-- start --

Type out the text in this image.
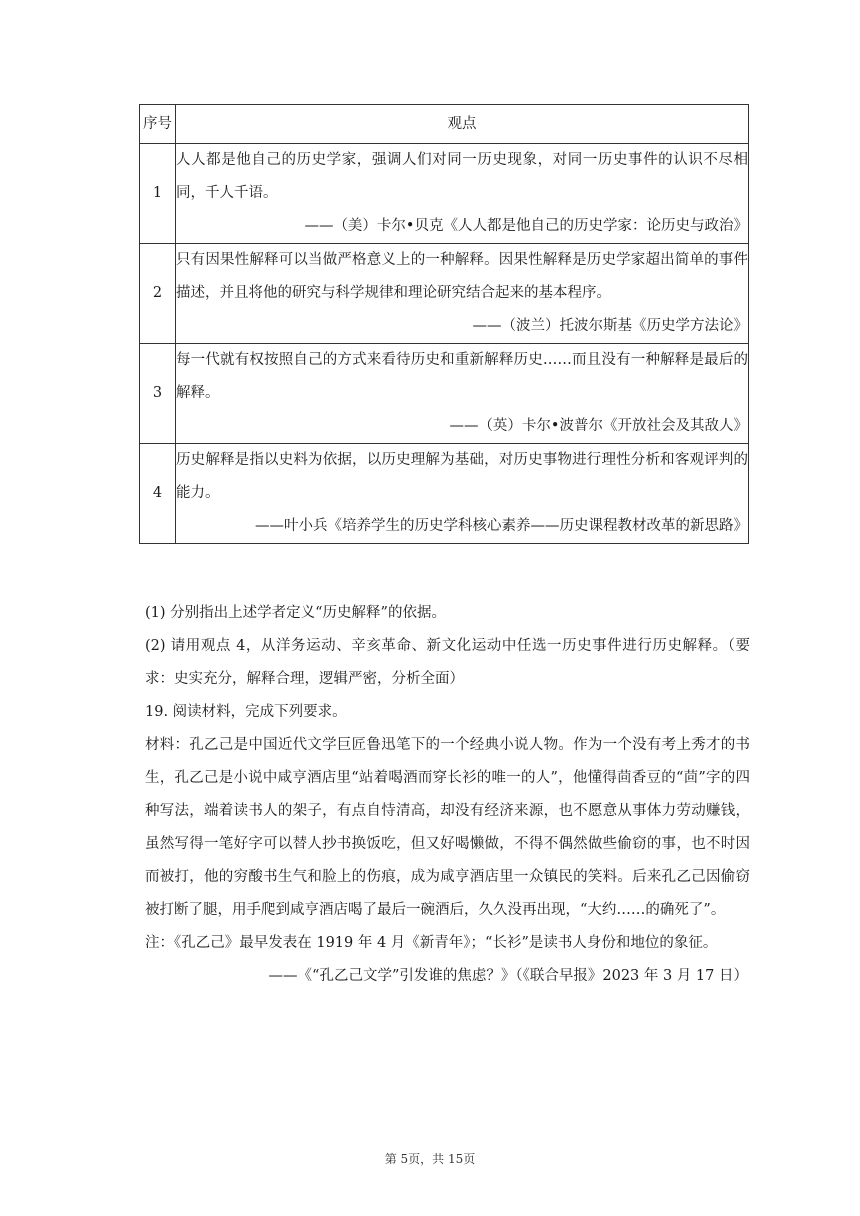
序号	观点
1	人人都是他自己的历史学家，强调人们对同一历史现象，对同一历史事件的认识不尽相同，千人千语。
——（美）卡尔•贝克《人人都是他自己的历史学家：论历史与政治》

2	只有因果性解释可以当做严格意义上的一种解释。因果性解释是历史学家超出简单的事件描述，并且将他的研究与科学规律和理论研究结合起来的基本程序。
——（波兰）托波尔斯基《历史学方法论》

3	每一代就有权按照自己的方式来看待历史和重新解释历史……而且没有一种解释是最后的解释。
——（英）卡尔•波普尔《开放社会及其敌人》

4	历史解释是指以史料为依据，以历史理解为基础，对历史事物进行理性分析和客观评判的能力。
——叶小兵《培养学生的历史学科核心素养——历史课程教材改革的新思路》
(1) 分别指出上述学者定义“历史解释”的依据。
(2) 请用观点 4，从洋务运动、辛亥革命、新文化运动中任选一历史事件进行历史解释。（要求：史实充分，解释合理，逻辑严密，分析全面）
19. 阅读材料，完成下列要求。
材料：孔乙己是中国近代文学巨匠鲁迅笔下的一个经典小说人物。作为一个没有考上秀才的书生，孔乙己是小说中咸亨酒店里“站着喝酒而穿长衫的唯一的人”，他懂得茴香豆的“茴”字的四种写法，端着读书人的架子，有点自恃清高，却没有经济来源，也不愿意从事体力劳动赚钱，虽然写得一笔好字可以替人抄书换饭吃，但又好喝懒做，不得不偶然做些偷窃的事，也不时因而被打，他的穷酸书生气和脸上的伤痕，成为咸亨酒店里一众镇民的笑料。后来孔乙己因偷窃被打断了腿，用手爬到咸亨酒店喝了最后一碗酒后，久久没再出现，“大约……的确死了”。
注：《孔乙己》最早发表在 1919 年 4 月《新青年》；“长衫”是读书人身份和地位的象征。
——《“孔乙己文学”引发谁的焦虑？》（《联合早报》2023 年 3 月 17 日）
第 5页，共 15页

-- end --

» **TASK DIRECTIONS**
Omit the pictures, then output the rest of the listing exactly.

» **WRITTEN REPLY**
Type out the text in this image.
序号	观点
1	人人都是他自己的历史学家，强调人们对同一历史现象，对同一历史事件的认识不尽相同，千人千语。
——（美）卡尔•贝克《人人都是他自己的历史学家：论历史与政治》

2	只有因果性解释可以当做严格意义上的一种解释。因果性解释是历史学家超出简单的事件描述，并且将他的研究与科学规律和理论研究结合起来的基本程序。
——（波兰）托波尔斯基《历史学方法论》

3	每一代就有权按照自己的方式来看待历史和重新解释历史……而且没有一种解释是最后的解释。
——（英）卡尔•波普尔《开放社会及其敌人》

4	历史解释是指以史料为依据，以历史理解为基础，对历史事物进行理性分析和客观评判的能力。
——叶小兵《培养学生的历史学科核心素养——历史课程教材改革的新思路》
(1) 分别指出上述学者定义“历史解释”的依据。
(2) 请用观点 4，从洋务运动、辛亥革命、新文化运动中任选一历史事件进行历史解释。（要求：史实充分，解释合理，逻辑严密，分析全面）
19. 阅读材料，完成下列要求。
材料：孔乙己是中国近代文学巨匠鲁迅笔下的一个经典小说人物。作为一个没有考上秀才的书生，孔乙己是小说中咸亨酒店里“站着喝酒而穿长衫的唯一的人”，他懂得茴香豆的“茴”字的四种写法，端着读书人的架子，有点自恃清高，却没有经济来源，也不愿意从事体力劳动赚钱，虽然写得一笔好字可以替人抄书换饭吃，但又好喝懒做，不得不偶然做些偷窃的事，也不时因而被打，他的穷酸书生气和脸上的伤痕，成为咸亨酒店里一众镇民的笑料。后来孔乙己因偷窃被打断了腿，用手爬到咸亨酒店喝了最后一碗酒后，久久没再出现，“大约……的确死了”。
注：《孔乙己》最早发表在 1919 年 4 月《新青年》；“长衫”是读书人身份和地位的象征。
——《“孔乙己文学”引发谁的焦虑？》（《联合早报》2023 年 3 月 17 日）
第 5页，共 15页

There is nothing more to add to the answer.